- _TASK INSTRUCTIONS_
What lines of the data include the string "đừng"? Copy them all.
— BEGIN —
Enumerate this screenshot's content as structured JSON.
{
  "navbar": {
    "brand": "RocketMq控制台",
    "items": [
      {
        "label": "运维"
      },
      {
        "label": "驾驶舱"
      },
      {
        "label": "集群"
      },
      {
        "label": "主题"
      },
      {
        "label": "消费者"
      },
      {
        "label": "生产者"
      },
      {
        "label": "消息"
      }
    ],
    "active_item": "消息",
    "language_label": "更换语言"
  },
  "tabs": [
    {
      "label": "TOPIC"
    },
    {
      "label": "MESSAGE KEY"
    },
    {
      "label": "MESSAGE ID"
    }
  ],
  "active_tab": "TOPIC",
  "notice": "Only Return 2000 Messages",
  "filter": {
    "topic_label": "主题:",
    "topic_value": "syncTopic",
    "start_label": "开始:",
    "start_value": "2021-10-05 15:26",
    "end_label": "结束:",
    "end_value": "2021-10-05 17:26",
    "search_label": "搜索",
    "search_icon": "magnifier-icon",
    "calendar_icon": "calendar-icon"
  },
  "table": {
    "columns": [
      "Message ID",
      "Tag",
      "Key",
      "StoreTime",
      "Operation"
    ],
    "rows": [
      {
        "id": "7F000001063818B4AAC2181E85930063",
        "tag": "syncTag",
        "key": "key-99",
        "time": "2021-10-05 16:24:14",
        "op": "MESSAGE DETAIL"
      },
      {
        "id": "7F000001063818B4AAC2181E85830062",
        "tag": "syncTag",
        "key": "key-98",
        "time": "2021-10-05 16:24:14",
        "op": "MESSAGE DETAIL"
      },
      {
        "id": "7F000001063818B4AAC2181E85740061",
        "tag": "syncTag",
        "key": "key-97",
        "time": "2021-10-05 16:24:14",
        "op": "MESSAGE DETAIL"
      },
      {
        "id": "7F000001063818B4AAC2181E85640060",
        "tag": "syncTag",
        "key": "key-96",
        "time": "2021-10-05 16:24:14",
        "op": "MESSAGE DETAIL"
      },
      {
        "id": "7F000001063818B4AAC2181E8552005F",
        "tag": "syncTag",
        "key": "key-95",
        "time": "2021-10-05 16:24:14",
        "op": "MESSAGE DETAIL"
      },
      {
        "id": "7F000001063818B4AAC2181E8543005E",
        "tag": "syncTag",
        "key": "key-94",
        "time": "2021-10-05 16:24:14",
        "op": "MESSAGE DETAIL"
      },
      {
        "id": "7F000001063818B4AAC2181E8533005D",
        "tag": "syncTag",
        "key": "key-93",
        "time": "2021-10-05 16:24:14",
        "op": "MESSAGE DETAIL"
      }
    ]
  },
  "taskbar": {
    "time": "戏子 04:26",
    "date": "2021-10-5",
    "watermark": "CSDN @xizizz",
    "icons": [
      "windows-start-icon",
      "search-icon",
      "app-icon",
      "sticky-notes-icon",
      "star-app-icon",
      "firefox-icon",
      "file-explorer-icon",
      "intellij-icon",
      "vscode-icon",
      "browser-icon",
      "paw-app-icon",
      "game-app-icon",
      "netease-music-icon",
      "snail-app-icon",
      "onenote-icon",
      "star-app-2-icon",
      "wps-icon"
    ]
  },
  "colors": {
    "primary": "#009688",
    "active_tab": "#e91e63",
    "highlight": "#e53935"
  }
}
— END —
— BEGIN —
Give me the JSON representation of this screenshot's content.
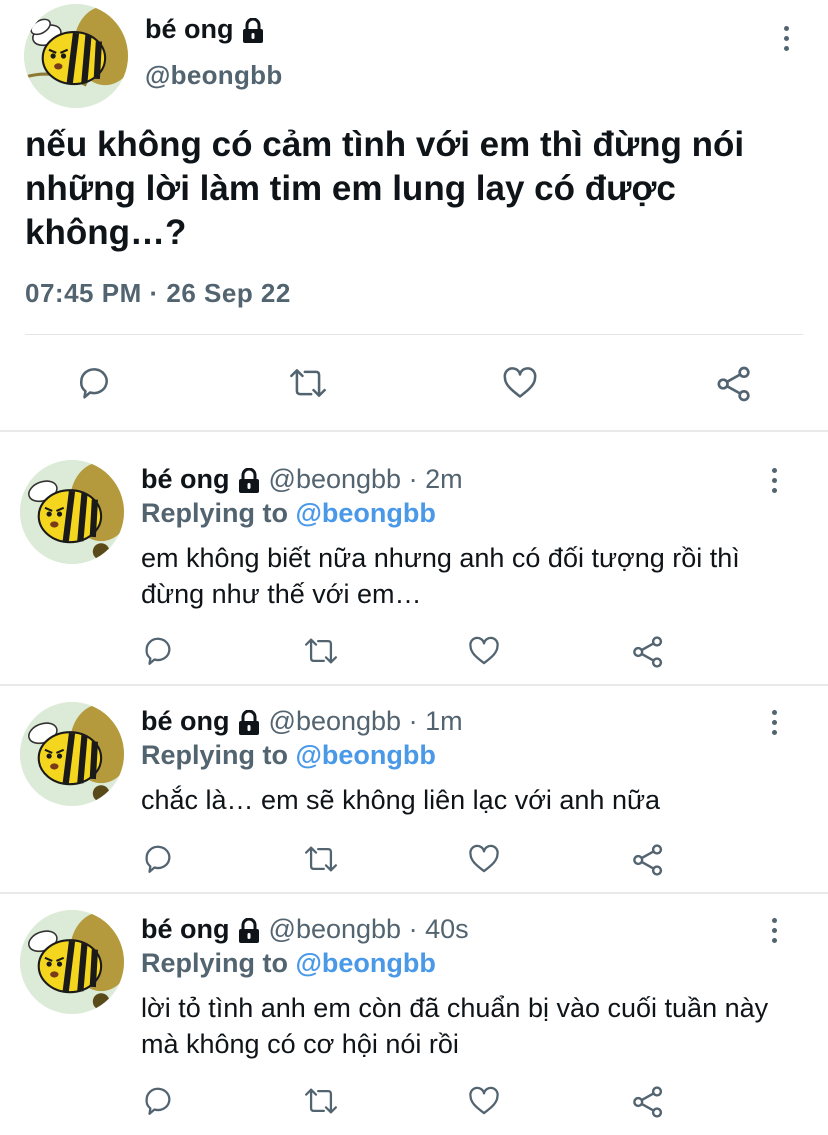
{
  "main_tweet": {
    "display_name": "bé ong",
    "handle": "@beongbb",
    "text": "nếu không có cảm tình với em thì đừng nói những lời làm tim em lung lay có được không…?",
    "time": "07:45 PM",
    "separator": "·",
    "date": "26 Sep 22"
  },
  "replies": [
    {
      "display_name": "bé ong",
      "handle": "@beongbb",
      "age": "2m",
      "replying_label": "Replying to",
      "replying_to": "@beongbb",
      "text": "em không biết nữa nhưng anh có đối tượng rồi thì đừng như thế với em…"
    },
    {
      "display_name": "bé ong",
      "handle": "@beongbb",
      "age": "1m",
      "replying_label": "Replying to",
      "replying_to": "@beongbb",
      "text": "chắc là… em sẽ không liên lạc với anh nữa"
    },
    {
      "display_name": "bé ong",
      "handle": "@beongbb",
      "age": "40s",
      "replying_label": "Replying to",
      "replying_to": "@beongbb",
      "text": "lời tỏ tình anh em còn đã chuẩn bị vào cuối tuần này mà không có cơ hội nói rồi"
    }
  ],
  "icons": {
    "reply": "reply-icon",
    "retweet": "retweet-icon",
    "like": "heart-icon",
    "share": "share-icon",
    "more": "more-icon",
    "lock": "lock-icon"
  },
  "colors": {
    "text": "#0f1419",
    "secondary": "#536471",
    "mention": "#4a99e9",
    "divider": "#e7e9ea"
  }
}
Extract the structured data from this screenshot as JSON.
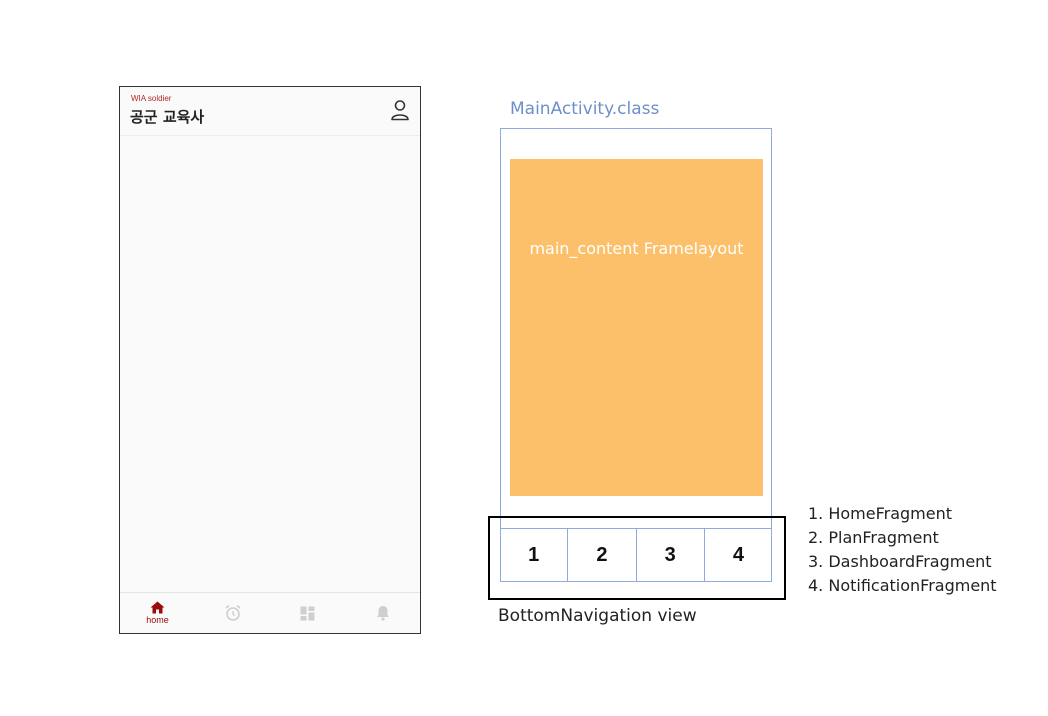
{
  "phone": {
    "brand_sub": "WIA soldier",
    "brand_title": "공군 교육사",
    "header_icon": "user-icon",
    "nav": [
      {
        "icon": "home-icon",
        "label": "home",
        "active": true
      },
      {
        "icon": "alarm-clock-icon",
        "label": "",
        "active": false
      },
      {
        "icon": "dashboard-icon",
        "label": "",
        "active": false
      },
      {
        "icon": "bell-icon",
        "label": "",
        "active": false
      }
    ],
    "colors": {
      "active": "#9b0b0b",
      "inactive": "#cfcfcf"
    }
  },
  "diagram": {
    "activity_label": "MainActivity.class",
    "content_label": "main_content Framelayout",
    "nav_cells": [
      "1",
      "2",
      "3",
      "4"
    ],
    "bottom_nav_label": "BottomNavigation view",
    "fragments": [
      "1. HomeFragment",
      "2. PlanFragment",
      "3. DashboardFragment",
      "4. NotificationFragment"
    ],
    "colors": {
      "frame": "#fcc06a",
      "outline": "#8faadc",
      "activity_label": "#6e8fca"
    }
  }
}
— END —
- _COMPLETED EXERCISE_
    "text": "nếu không có cảm tình với em thì đừng nói những lời làm tim em lung lay có được không…?",
      "text": "em không biết nữa nhưng anh có đối tượng rồi thì đừng như thế với em…"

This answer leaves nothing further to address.